The problem
Return the entries below in their exact form, leaving the pictures out.

==== Excerpted data ====

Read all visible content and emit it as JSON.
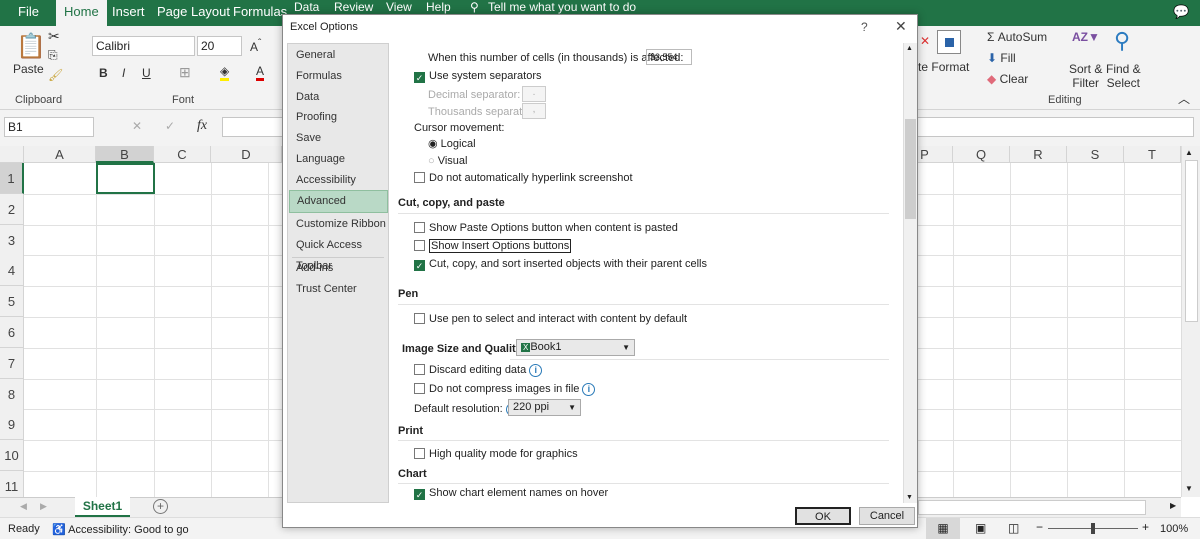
{
  "ribbon_tabs": [
    "File",
    "Home",
    "Insert",
    "Page Layout",
    "Formulas",
    "Data",
    "Review",
    "View",
    "Help",
    "Tell me what you want to do"
  ],
  "ribbon": {
    "paste": "Paste",
    "clipboard": "Clipboard",
    "font_name": "Calibri",
    "font_size": "20",
    "bold": "B",
    "italic": "I",
    "underline": "U",
    "font_group": "Font",
    "format": "Format",
    "autosum": "AutoSum",
    "fill": "Fill",
    "clear": "Clear",
    "sort_filter_1": "Sort &",
    "sort_filter_2": "Filter",
    "find_select_1": "Find &",
    "find_select_2": "Select",
    "editing": "Editing",
    "cells_partial": "te"
  },
  "formula_bar": {
    "name_box": "B1",
    "fx": "fx",
    "cancel": "✕",
    "enter": "✓"
  },
  "columns_left": [
    "A",
    "B",
    "C",
    "D"
  ],
  "columns_right": [
    "P",
    "Q",
    "R",
    "S",
    "T"
  ],
  "rows": [
    "1",
    "2",
    "3",
    "4",
    "5",
    "6",
    "7",
    "8",
    "9",
    "10",
    "11"
  ],
  "selected_cell": "B1",
  "sheet_tabs": [
    "Sheet1"
  ],
  "status": {
    "ready": "Ready",
    "accessibility": "Accessibility: Good to go",
    "zoom": "100%"
  },
  "dialog": {
    "title": "Excel Options",
    "help": "?",
    "close": "✕",
    "nav": [
      "General",
      "Formulas",
      "Data",
      "Proofing",
      "Save",
      "Language",
      "Accessibility",
      "Advanced",
      "Customize Ribbon",
      "Quick Access Toolbar",
      "Add-ins",
      "Trust Center"
    ],
    "selected_nav": "Advanced",
    "cells_affected_label": "When this number of cells (in thousands) is affected:",
    "cells_affected_value": "33,554",
    "use_system_separators": {
      "label": "Use system separators",
      "checked": true
    },
    "decimal_separator": {
      "label": "Decimal separator:",
      "value": "."
    },
    "thousands_separator": {
      "label": "Thousands separator:",
      "value": ","
    },
    "cursor_movement": "Cursor movement:",
    "logical": {
      "label": "Logical",
      "selected": true
    },
    "visual": {
      "label": "Visual",
      "selected": false
    },
    "no_hyperlink": {
      "label": "Do not automatically hyperlink screenshot",
      "checked": false
    },
    "sec_cut": "Cut, copy, and paste",
    "show_paste": {
      "label": "Show Paste Options button when content is pasted",
      "checked": false
    },
    "show_insert": {
      "label": "Show Insert Options buttons",
      "checked": false
    },
    "cut_sort": {
      "label": "Cut, copy, and sort inserted objects with their parent cells",
      "checked": true
    },
    "sec_pen": "Pen",
    "use_pen": {
      "label": "Use pen to select and interact with content by default",
      "checked": false
    },
    "sec_image": "Image Size and Quality",
    "image_book": "Book1",
    "discard": {
      "label": "Discard editing data",
      "checked": false
    },
    "no_compress": {
      "label": "Do not compress images in file",
      "checked": false
    },
    "default_res_label": "Default resolution:",
    "default_res_value": "220 ppi",
    "sec_print": "Print",
    "high_quality": {
      "label": "High quality mode for graphics",
      "checked": false
    },
    "sec_chart": "Chart",
    "chart_names": {
      "label": "Show chart element names on hover",
      "checked": true
    },
    "ok": "OK",
    "cancel": "Cancel"
  }
}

====

Reply to the task
Read all visible content and emit it as JSON.
{
  "ribbon_tabs": [
    "File",
    "Home",
    "Insert",
    "Page Layout",
    "Formulas",
    "Data",
    "Review",
    "View",
    "Help",
    "Tell me what you want to do"
  ],
  "ribbon": {
    "paste": "Paste",
    "clipboard": "Clipboard",
    "font_name": "Calibri",
    "font_size": "20",
    "bold": "B",
    "italic": "I",
    "underline": "U",
    "font_group": "Font",
    "format": "Format",
    "autosum": "AutoSum",
    "fill": "Fill",
    "clear": "Clear",
    "sort_filter_1": "Sort &",
    "sort_filter_2": "Filter",
    "find_select_1": "Find &",
    "find_select_2": "Select",
    "editing": "Editing",
    "cells_partial": "te"
  },
  "formula_bar": {
    "name_box": "B1",
    "fx": "fx",
    "cancel": "✕",
    "enter": "✓"
  },
  "columns_left": [
    "A",
    "B",
    "C",
    "D"
  ],
  "columns_right": [
    "P",
    "Q",
    "R",
    "S",
    "T"
  ],
  "rows": [
    "1",
    "2",
    "3",
    "4",
    "5",
    "6",
    "7",
    "8",
    "9",
    "10",
    "11"
  ],
  "selected_cell": "B1",
  "sheet_tabs": [
    "Sheet1"
  ],
  "status": {
    "ready": "Ready",
    "accessibility": "Accessibility: Good to go",
    "zoom": "100%"
  },
  "dialog": {
    "title": "Excel Options",
    "help": "?",
    "close": "✕",
    "nav": [
      "General",
      "Formulas",
      "Data",
      "Proofing",
      "Save",
      "Language",
      "Accessibility",
      "Advanced",
      "Customize Ribbon",
      "Quick Access Toolbar",
      "Add-ins",
      "Trust Center"
    ],
    "selected_nav": "Advanced",
    "cells_affected_label": "When this number of cells (in thousands) is affected:",
    "cells_affected_value": "33,554",
    "use_system_separators": {
      "label": "Use system separators",
      "checked": true
    },
    "decimal_separator": {
      "label": "Decimal separator:",
      "value": "."
    },
    "thousands_separator": {
      "label": "Thousands separator:",
      "value": ","
    },
    "cursor_movement": "Cursor movement:",
    "logical": {
      "label": "Logical",
      "selected": true
    },
    "visual": {
      "label": "Visual",
      "selected": false
    },
    "no_hyperlink": {
      "label": "Do not automatically hyperlink screenshot",
      "checked": false
    },
    "sec_cut": "Cut, copy, and paste",
    "show_paste": {
      "label": "Show Paste Options button when content is pasted",
      "checked": false
    },
    "show_insert": {
      "label": "Show Insert Options buttons",
      "checked": false
    },
    "cut_sort": {
      "label": "Cut, copy, and sort inserted objects with their parent cells",
      "checked": true
    },
    "sec_pen": "Pen",
    "use_pen": {
      "label": "Use pen to select and interact with content by default",
      "checked": false
    },
    "sec_image": "Image Size and Quality",
    "image_book": "Book1",
    "discard": {
      "label": "Discard editing data",
      "checked": false
    },
    "no_compress": {
      "label": "Do not compress images in file",
      "checked": false
    },
    "default_res_label": "Default resolution:",
    "default_res_value": "220 ppi",
    "sec_print": "Print",
    "high_quality": {
      "label": "High quality mode for graphics",
      "checked": false
    },
    "sec_chart": "Chart",
    "chart_names": {
      "label": "Show chart element names on hover",
      "checked": true
    },
    "ok": "OK",
    "cancel": "Cancel"
  }
}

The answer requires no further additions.